### Written task
Gather up the lines with the word "examined" in them.
— start Raw data —
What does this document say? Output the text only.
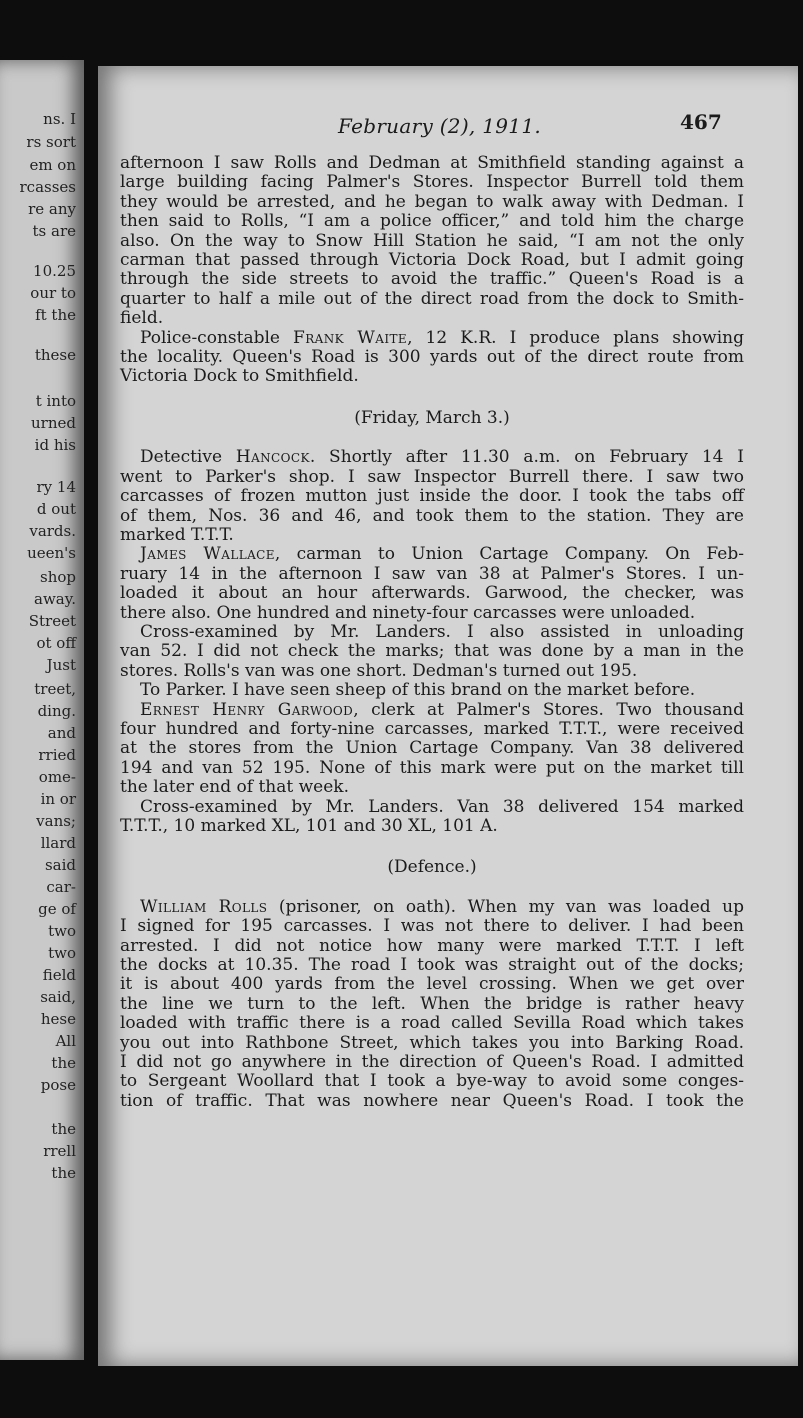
ns. I
rs sort
em on
rcasses
re any
ts are
10.25
our to
ft the
these
t into
urned
id his
ry 14
d out
vards.
ueen's
shop
away.
Street
ot off
Just
treet,
ding.
and
rried
ome-
in or
vans;
llard
said
car-
ge of
two
two
field
said,
hese
All
the
pose
the
rrell
the
February (2), 1911.	467

afternoon I saw Rolls and Dedman at Smithfield standing against a
large building facing Palmer's Stores. Inspector Burrell told them
they would be arrested, and he began to walk away with Dedman. I
then said to Rolls, “I am a police officer,” and told him the charge
also. On the way to Snow Hill Station he said, “I am not the only
carman that passed through Victoria Dock Road, but I admit going
through the side streets to avoid the traffic.” Queen's Road is a
quarter to half a mile out of the direct road from the dock to Smith-
field.

Police-constable Frank Waite, 12 K.R. I produce plans showing
the locality. Queen's Road is 300 yards out of the direct route from
Victoria Dock to Smithfield.

(Friday, March 3.)

Detective Hancock. Shortly after 11.30 a.m. on February 14 I
went to Parker's shop. I saw Inspector Burrell there. I saw two
carcasses of frozen mutton just inside the door. I took the tabs off
of them, Nos. 36 and 46, and took them to the station. They are
marked T.T.T.

James Wallace, carman to Union Cartage Company. On Feb-
ruary 14 in the afternoon I saw van 38 at Palmer's Stores. I un-
loaded it about an hour afterwards. Garwood, the checker, was
there also. One hundred and ninety-four carcasses were unloaded.

Cross-examined by Mr. Landers. I also assisted in unloading
van 52. I did not check the marks; that was done by a man in the
stores. Rolls's van was one short. Dedman's turned out 195.

To Parker. I have seen sheep of this brand on the market before.

Ernest Henry Garwood, clerk at Palmer's Stores. Two thousand
four hundred and forty-nine carcasses, marked T.T.T., were received
at the stores from the Union Cartage Company. Van 38 delivered
194 and van 52 195. None of this mark were put on the market till
the later end of that week.

Cross-examined by Mr. Landers. Van 38 delivered 154 marked
T.T.T., 10 marked XL, 101 and 30 XL, 101 A.

(Defence.)

William Rolls (prisoner, on oath). When my van was loaded up
I signed for 195 carcasses. I was not there to deliver. I had been
arrested. I did not notice how many were marked T.T.T. I left
the docks at 10.35. The road I took was straight out of the docks;
it is about 400 yards from the level crossing. When we get over
the line we turn to the left. When the bridge is rather heavy
loaded with traffic there is a road called Sevilla Road which takes
you out into Rathbone Street, which takes you into Barking Road.
I did not go anywhere in the direction of Queen's Road. I admitted
to Sergeant Woollard that I took a bye-way to avoid some conges-
tion of traffic. That was nowhere near Queen's Road. I took the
— end Raw data —
### Exercise response
Cross-examined by Mr. Landers. I also assisted in unloading
Cross-examined by Mr. Landers. Van 38 delivered 154 marked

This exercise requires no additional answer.